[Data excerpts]
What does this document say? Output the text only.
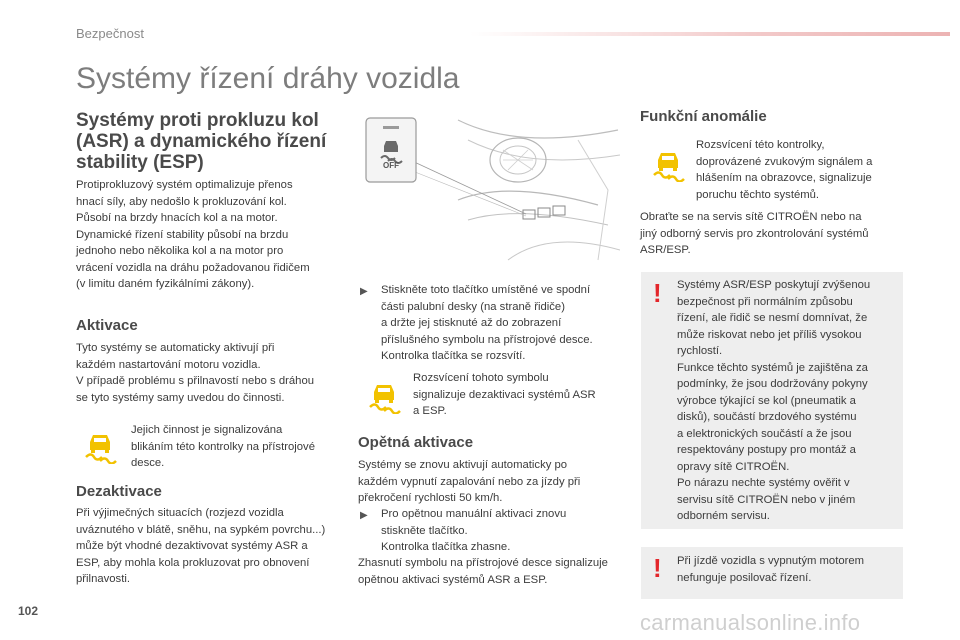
Bezpečnost
Systémy řízení dráhy vozidla

Systémy proti prokluzu kol (ASR) a dynamického řízení stability (ESP)

Protiprokluzový systém optimalizuje přenos
hnací síly, aby nedošlo k prokluzování kol.
Působí na brzdy hnacích kol a na motor.
Dynamické řízení stability působí na brzdu
jednoho nebo několika kol a na motor pro
vrácení vozidla na dráhu požadovanou řidičem
(v limitu daném fyzikálními zákony).

Aktivace

Tyto systémy se automaticky aktivují při
každém nastartování motoru vozidla.
V případě problému s přilnavostí nebo s dráhou
se tyto systémy samy uvedou do činnosti.

Jejich činnost je signalizována
blikáním této kontrolky na přístrojové
desce.

Dezaktivace

Při výjimečných situacích (rozjezd vozidla
uváznutého v blátě, sněhu, na sypkém povrchu...)
může být vhodné dezaktivovat systémy ASR a
ESP, aby mohla kola prokluzovat pro obnovení
přilnavosti.

OFF
▶ Stiskněte toto tlačítko umístěné ve spodní
části palubní desky (na straně řidiče)
a držte jej stisknuté až do zobrazení
příslušného symbolu na přístrojové desce.
Kontrolka tlačítka se rozsvítí.

Rozsvícení tohoto symbolu
signalizuje dezaktivaci systémů ASR
a ESP.

Opětná aktivace

Systémy se znovu aktivují automaticky po
každém vypnutí zapalování nebo za jízdy při
překročení rychlosti 50 km/h.

▶ Pro opětnou manuální aktivaci znovu
stiskněte tlačítko.
Kontrolka tlačítka zhasne.

Zhasnutí symbolu na přístrojové desce signalizuje
opětnou aktivaci systémů ASR a ESP.

Funkční anomálie

Rozsvícení této kontrolky,
doprovázené zvukovým signálem a
hlášením na obrazovce, signalizuje
poruchu těchto systémů.

Obraťte se na servis sítě CITROËN nebo na
jiný odborný servis pro zkontrolování systémů
ASR/ESP.

! Systémy ASR/ESP poskytují zvýšenou
bezpečnost při normálním způsobu
řízení, ale řidič se nesmí domnívat, že
může riskovat nebo jet příliš vysokou
rychlostí.
Funkce těchto systémů je zajištěna za
podmínky, že jsou dodržovány pokyny
výrobce týkající se kol (pneumatik a
disků), součástí brzdového systému
a elektronických součástí a že jsou
respektovány postupy pro montáž a
opravy sítě CITROËN.
Po nárazu nechte systémy ověřit v
servisu sítě CITROËN nebo v jiném
odborném servisu.

! Při jízdě vozidla s vypnutým motorem
nefunguje posilovač řízení.

102	carmanualsonline.info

Task to complete -> Exact duplication of all the records is required; pictures are omitted from the copy.

Result below ->
What does this document say? Output the text only.
Bezpečnost
Systémy řízení dráhy vozidla

Systémy proti prokluzu kol (ASR) a dynamického řízení stability (ESP)

Protiprokluzový systém optimalizuje přenos
hnací síly, aby nedošlo k prokluzování kol.
Působí na brzdy hnacích kol a na motor.
Dynamické řízení stability působí na brzdu
jednoho nebo několika kol a na motor pro
vrácení vozidla na dráhu požadovanou řidičem
(v limitu daném fyzikálními zákony).

Aktivace

Tyto systémy se automaticky aktivují při
každém nastartování motoru vozidla.
V případě problému s přilnavostí nebo s dráhou
se tyto systémy samy uvedou do činnosti.

Jejich činnost je signalizována
blikáním této kontrolky na přístrojové
desce.

Dezaktivace

Při výjimečných situacích (rozjezd vozidla
uváznutého v blátě, sněhu, na sypkém povrchu...)
může být vhodné dezaktivovat systémy ASR a
ESP, aby mohla kola prokluzovat pro obnovení
přilnavosti.

OFF
▶ Stiskněte toto tlačítko umístěné ve spodní
části palubní desky (na straně řidiče)
a držte jej stisknuté až do zobrazení
příslušného symbolu na přístrojové desce.
Kontrolka tlačítka se rozsvítí.

Rozsvícení tohoto symbolu
signalizuje dezaktivaci systémů ASR
a ESP.

Opětná aktivace

Systémy se znovu aktivují automaticky po
každém vypnutí zapalování nebo za jízdy při
překročení rychlosti 50 km/h.

▶ Pro opětnou manuální aktivaci znovu
stiskněte tlačítko.
Kontrolka tlačítka zhasne.

Zhasnutí symbolu na přístrojové desce signalizuje
opětnou aktivaci systémů ASR a ESP.

Funkční anomálie

Rozsvícení této kontrolky,
doprovázené zvukovým signálem a
hlášením na obrazovce, signalizuje
poruchu těchto systémů.

Obraťte se na servis sítě CITROËN nebo na
jiný odborný servis pro zkontrolování systémů
ASR/ESP.

! Systémy ASR/ESP poskytují zvýšenou
bezpečnost při normálním způsobu
řízení, ale řidič se nesmí domnívat, že
může riskovat nebo jet příliš vysokou
rychlostí.
Funkce těchto systémů je zajištěna za
podmínky, že jsou dodržovány pokyny
výrobce týkající se kol (pneumatik a
disků), součástí brzdového systému
a elektronických součástí a že jsou
respektovány postupy pro montáž a
opravy sítě CITROËN.
Po nárazu nechte systémy ověřit v
servisu sítě CITROËN nebo v jiném
odborném servisu.

! Při jízdě vozidla s vypnutým motorem
nefunguje posilovač řízení.

102	carmanualsonline.info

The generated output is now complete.